## Directions for this task
Edit everything from the line containing "Where is each" down to the line containing "27, 535, 53]" by replacing "dot-point" with "dot-marker". Give those lines again with nothing else changed.

## Begin Data rows

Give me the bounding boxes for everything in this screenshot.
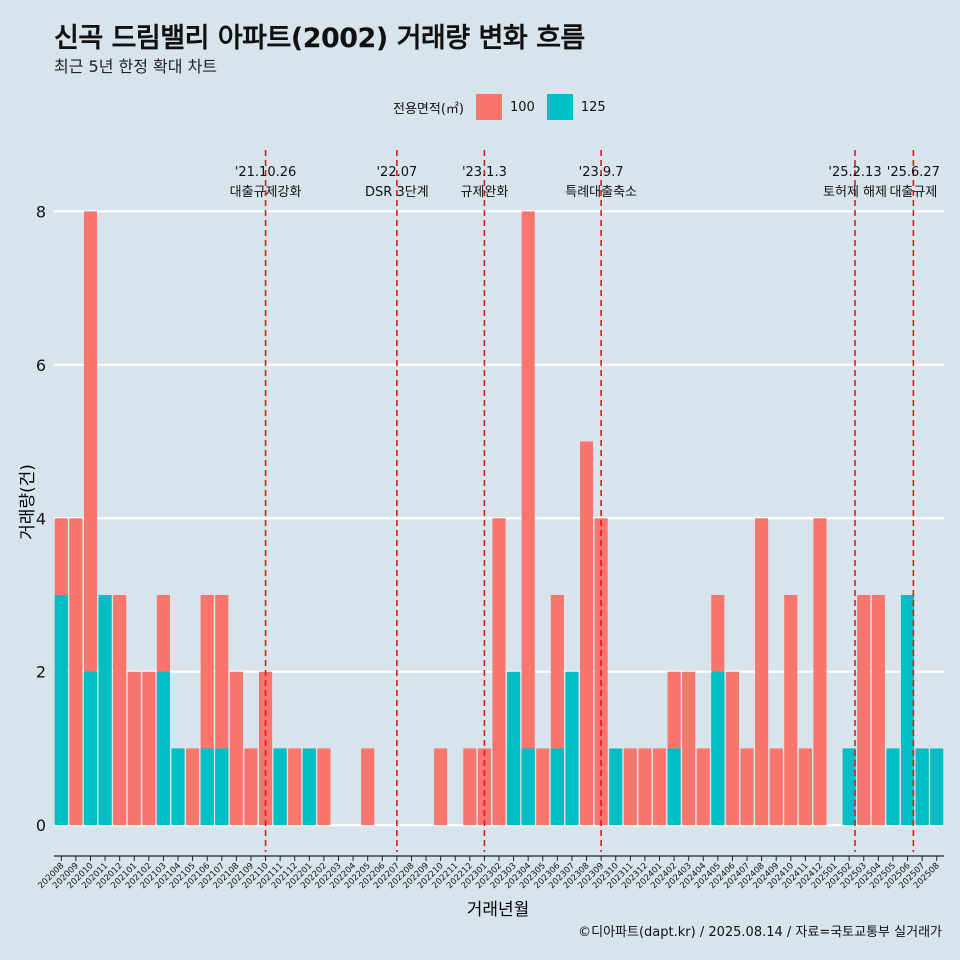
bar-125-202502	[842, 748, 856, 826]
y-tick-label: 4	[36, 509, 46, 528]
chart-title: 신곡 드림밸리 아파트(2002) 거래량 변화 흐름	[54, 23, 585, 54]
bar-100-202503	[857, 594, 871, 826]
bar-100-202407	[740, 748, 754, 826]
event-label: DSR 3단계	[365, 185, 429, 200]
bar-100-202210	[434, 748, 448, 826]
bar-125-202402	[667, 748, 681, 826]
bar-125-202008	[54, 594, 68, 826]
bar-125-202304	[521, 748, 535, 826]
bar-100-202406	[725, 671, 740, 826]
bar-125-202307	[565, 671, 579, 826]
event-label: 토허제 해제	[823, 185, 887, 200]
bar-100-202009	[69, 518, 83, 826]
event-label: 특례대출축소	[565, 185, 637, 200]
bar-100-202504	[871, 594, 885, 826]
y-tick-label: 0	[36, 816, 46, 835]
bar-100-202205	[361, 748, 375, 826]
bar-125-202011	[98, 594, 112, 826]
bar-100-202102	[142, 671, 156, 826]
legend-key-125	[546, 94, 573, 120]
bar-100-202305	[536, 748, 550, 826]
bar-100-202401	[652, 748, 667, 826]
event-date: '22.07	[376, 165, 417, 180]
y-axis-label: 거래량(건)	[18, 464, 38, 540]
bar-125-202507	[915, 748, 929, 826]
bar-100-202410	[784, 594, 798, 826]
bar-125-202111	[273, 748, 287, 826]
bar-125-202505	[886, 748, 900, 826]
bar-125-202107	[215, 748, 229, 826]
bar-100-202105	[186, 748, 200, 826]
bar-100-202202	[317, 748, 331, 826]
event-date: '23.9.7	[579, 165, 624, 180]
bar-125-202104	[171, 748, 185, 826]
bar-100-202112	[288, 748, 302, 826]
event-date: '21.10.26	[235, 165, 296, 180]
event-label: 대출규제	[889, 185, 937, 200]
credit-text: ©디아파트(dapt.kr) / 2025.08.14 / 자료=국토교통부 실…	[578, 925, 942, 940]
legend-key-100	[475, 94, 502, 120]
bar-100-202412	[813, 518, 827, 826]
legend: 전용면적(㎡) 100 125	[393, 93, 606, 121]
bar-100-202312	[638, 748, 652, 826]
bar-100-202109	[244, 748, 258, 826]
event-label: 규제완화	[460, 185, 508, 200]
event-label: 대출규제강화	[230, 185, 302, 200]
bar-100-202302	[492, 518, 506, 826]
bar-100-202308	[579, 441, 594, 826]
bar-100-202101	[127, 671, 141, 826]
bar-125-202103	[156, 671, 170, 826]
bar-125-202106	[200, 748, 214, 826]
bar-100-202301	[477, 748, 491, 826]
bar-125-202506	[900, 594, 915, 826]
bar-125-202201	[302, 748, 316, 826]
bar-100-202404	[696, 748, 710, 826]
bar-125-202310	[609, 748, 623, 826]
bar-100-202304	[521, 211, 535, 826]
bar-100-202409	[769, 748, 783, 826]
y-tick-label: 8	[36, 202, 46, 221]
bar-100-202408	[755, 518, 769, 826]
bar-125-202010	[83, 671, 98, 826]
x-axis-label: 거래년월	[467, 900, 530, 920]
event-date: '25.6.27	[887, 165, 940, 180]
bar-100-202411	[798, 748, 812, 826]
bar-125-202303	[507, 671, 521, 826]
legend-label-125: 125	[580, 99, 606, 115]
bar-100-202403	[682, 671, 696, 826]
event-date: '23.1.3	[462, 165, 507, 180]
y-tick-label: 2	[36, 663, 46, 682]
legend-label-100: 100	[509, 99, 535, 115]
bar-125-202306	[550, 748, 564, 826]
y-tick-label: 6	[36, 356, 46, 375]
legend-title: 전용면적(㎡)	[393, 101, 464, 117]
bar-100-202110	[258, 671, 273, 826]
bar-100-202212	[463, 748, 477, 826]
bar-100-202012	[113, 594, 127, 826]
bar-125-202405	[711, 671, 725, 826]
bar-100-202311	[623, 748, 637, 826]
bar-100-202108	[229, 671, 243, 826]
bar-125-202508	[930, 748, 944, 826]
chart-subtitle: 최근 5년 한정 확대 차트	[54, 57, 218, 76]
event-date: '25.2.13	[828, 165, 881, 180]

## End Data rows
## Begin Data rows

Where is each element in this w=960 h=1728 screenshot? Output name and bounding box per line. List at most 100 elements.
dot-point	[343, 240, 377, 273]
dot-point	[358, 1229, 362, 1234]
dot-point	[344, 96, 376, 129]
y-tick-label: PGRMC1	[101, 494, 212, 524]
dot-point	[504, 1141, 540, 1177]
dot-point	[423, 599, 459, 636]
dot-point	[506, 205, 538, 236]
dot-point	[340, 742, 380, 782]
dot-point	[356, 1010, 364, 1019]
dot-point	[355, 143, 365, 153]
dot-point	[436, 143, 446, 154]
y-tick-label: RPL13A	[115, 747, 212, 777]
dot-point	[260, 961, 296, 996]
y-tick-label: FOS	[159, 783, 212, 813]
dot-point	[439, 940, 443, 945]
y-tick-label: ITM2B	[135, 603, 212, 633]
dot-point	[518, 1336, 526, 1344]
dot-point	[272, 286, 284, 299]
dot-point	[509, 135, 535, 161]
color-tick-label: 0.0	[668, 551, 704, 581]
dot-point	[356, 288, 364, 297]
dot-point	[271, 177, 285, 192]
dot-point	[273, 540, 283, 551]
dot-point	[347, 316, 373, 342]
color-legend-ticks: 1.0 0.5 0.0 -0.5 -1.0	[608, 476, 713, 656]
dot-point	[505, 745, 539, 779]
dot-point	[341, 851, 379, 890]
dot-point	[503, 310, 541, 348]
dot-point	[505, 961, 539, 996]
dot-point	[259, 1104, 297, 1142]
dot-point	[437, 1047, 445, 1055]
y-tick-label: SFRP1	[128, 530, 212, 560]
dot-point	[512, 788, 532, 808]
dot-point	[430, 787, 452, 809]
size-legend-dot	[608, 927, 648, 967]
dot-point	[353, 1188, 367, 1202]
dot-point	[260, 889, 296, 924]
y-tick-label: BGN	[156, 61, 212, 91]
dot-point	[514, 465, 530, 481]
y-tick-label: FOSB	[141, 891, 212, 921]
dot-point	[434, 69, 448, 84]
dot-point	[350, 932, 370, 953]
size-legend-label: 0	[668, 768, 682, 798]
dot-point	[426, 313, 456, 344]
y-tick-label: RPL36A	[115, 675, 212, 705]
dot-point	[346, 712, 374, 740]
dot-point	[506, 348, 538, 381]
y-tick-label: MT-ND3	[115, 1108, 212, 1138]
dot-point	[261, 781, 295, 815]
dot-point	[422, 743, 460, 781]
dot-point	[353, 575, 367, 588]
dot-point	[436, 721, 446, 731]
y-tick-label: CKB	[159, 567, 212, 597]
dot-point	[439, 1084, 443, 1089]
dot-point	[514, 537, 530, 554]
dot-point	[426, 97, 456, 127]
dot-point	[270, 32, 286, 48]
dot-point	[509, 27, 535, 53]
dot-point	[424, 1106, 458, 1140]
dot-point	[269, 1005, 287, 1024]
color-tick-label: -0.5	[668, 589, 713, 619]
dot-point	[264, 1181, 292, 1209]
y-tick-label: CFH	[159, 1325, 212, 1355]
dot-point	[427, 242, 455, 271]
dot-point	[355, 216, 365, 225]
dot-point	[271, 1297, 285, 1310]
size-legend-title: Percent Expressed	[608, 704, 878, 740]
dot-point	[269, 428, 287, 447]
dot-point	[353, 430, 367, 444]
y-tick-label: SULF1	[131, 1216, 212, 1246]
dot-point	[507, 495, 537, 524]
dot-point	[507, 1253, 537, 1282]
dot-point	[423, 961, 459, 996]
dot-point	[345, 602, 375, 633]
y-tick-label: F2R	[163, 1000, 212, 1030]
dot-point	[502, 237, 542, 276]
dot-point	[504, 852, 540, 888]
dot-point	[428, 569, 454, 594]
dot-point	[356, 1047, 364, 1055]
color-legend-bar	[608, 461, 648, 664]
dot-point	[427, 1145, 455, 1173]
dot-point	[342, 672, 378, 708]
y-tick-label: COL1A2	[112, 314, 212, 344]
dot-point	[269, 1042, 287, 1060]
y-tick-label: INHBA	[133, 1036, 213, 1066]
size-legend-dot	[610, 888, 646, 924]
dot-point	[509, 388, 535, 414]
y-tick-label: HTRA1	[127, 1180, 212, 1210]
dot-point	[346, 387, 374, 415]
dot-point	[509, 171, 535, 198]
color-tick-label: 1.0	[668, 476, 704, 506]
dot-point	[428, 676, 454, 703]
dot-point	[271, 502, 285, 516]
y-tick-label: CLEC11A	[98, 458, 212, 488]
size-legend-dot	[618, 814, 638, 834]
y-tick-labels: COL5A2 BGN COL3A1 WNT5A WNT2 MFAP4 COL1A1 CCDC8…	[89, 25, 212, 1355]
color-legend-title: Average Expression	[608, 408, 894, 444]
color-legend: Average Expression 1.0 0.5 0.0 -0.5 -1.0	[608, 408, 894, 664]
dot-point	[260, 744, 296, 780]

## End Data rows

## Answer
Where is each element in this w=960 h=1728 screenshot? Output name and bounding box per line. List at most 100 elements.
dot-marker	[343, 240, 377, 273]
dot-marker	[358, 1229, 362, 1234]
dot-marker	[344, 96, 376, 129]
y-tick-label: PGRMC1	[101, 494, 212, 524]
dot-marker	[504, 1141, 540, 1177]
dot-marker	[423, 599, 459, 636]
dot-marker	[506, 205, 538, 236]
dot-marker	[340, 742, 380, 782]
dot-marker	[356, 1010, 364, 1019]
dot-marker	[355, 143, 365, 153]
dot-marker	[436, 143, 446, 154]
y-tick-label: RPL13A	[115, 747, 212, 777]
dot-marker	[260, 961, 296, 996]
y-tick-label: FOS	[159, 783, 212, 813]
dot-marker	[439, 940, 443, 945]
y-tick-label: ITM2B	[135, 603, 212, 633]
dot-marker	[518, 1336, 526, 1344]
dot-marker	[272, 286, 284, 299]
dot-marker	[509, 135, 535, 161]
color-tick-label: 0.0	[668, 551, 704, 581]
dot-marker	[356, 288, 364, 297]
dot-marker	[271, 177, 285, 192]
dot-marker	[273, 540, 283, 551]
dot-marker	[347, 316, 373, 342]
color-legend-ticks: 1.0 0.5 0.0 -0.5 -1.0	[608, 476, 713, 656]
dot-marker	[505, 745, 539, 779]
dot-marker	[341, 851, 379, 890]
dot-marker	[503, 310, 541, 348]
dot-marker	[505, 961, 539, 996]
dot-marker	[259, 1104, 297, 1142]
dot-marker	[437, 1047, 445, 1055]
y-tick-label: SFRP1	[128, 530, 212, 560]
dot-marker	[512, 788, 532, 808]
dot-marker	[430, 787, 452, 809]
size-legend-dot	[608, 927, 648, 967]
dot-marker	[353, 1188, 367, 1202]
dot-marker	[260, 889, 296, 924]
y-tick-label: BGN	[156, 61, 212, 91]
dot-marker	[514, 465, 530, 481]
y-tick-label: FOSB	[141, 891, 212, 921]
dot-marker	[434, 69, 448, 84]
dot-marker	[350, 932, 370, 953]
size-legend-label: 0	[668, 768, 682, 798]
dot-marker	[426, 313, 456, 344]
y-tick-label: RPL36A	[115, 675, 212, 705]
dot-marker	[346, 712, 374, 740]
dot-marker	[506, 348, 538, 381]
y-tick-label: MT-ND3	[115, 1108, 212, 1138]
dot-marker	[261, 781, 295, 815]
dot-marker	[422, 743, 460, 781]
dot-marker	[353, 575, 367, 588]
dot-marker	[436, 721, 446, 731]
y-tick-label: CKB	[159, 567, 212, 597]
dot-marker	[439, 1084, 443, 1089]
dot-marker	[514, 537, 530, 554]
dot-marker	[426, 97, 456, 127]
dot-marker	[270, 32, 286, 48]
dot-marker	[509, 27, 535, 53]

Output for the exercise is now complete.